[YOUR INSTRUCTIONS]
Write the records below out again exactly as given, with no images.
##### DATA ENTRIES #####
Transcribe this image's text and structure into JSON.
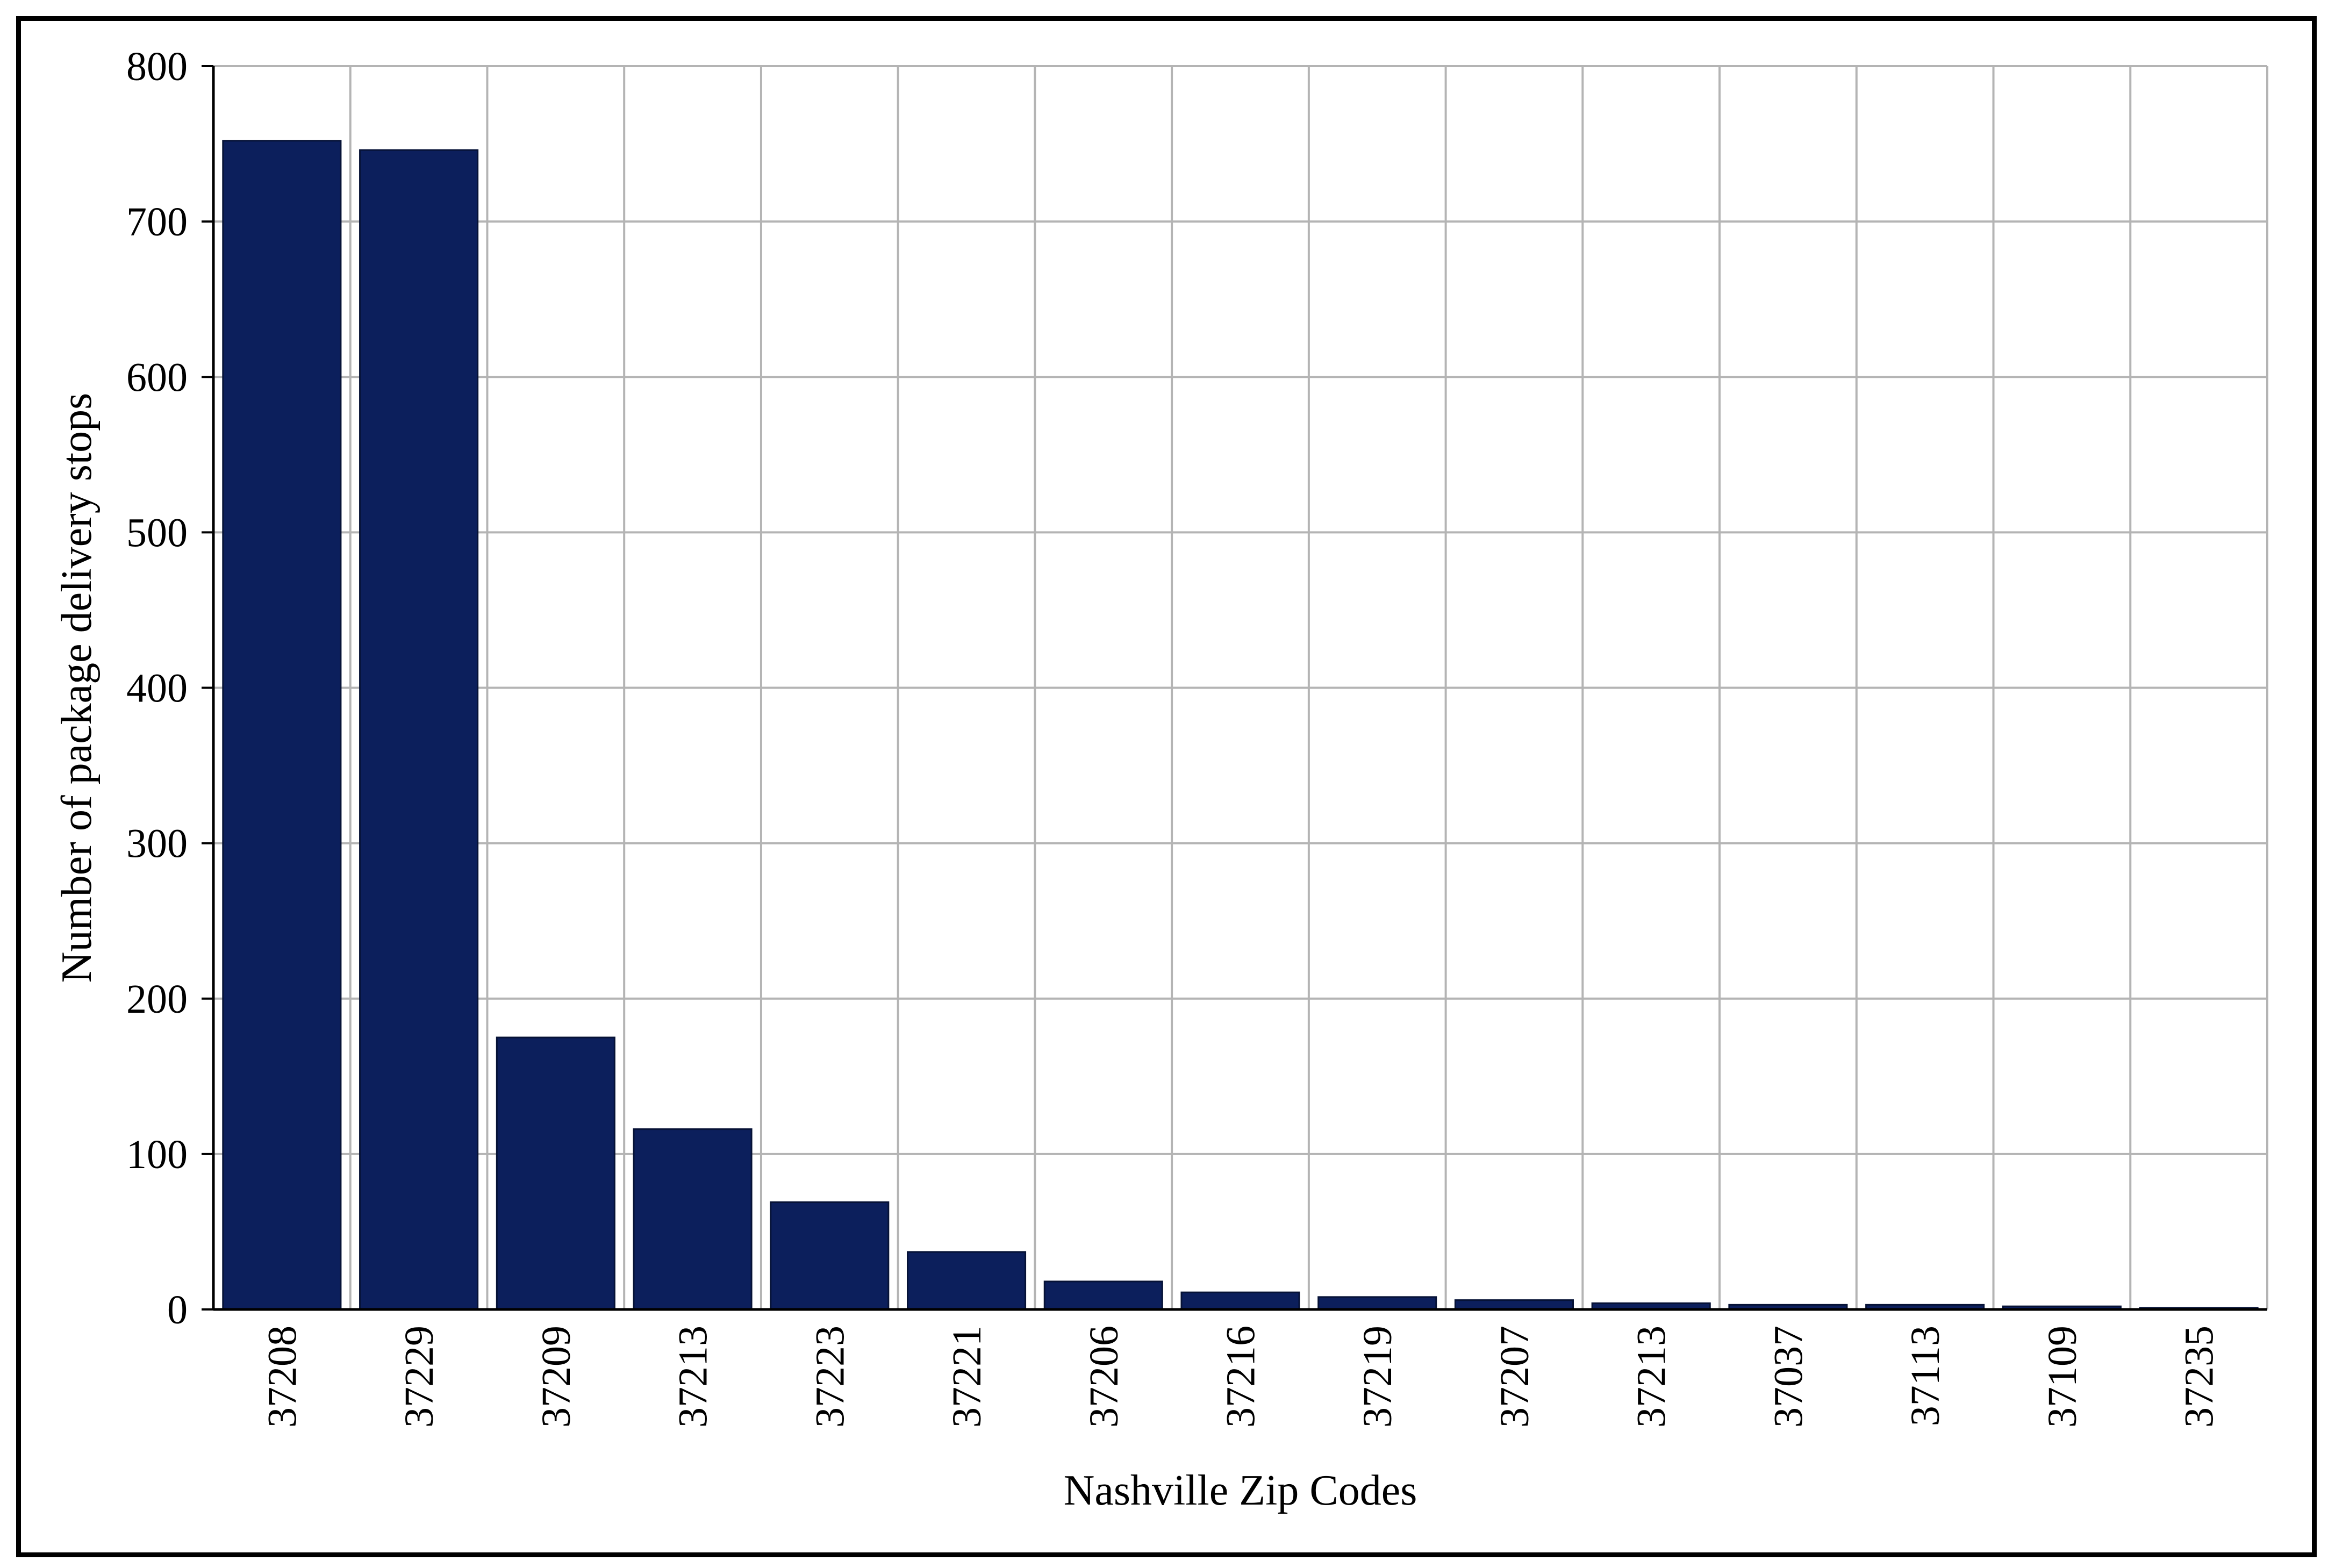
{
  "chart_data": {
    "type": "bar",
    "title": "",
    "xlabel": "Nashville Zip Codes",
    "ylabel": "Number of package delivery stops",
    "ylim": [
      0,
      800
    ],
    "yticks": [
      0,
      100,
      200,
      300,
      400,
      500,
      600,
      700,
      800
    ],
    "grid": true,
    "legend": "none",
    "bar_color": "#0c1f5c",
    "categories": [
      "37208",
      "37229",
      "37209",
      "37213",
      "37223",
      "37221",
      "37206",
      "37216",
      "37219",
      "37207",
      "37213",
      "37037",
      "37113",
      "37109",
      "37235"
    ],
    "values": [
      752,
      746,
      175,
      116,
      69,
      37,
      18,
      11,
      8,
      6,
      4,
      3,
      3,
      2,
      1
    ]
  }
}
#####
[EXERCISE OUTPUT]
Transcribe this image's text and structure into JSON.
{
  "chart_data": {
    "type": "bar",
    "title": "",
    "xlabel": "Nashville Zip Codes",
    "ylabel": "Number of package delivery stops",
    "ylim": [
      0,
      800
    ],
    "yticks": [
      0,
      100,
      200,
      300,
      400,
      500,
      600,
      700,
      800
    ],
    "grid": true,
    "legend": "none",
    "bar_color": "#0c1f5c",
    "categories": [
      "37208",
      "37229",
      "37209",
      "37213",
      "37223",
      "37221",
      "37206",
      "37216",
      "37219",
      "37207",
      "37213",
      "37037",
      "37113",
      "37109",
      "37235"
    ],
    "values": [
      752,
      746,
      175,
      116,
      69,
      37,
      18,
      11,
      8,
      6,
      4,
      3,
      3,
      2,
      1
    ]
  }
}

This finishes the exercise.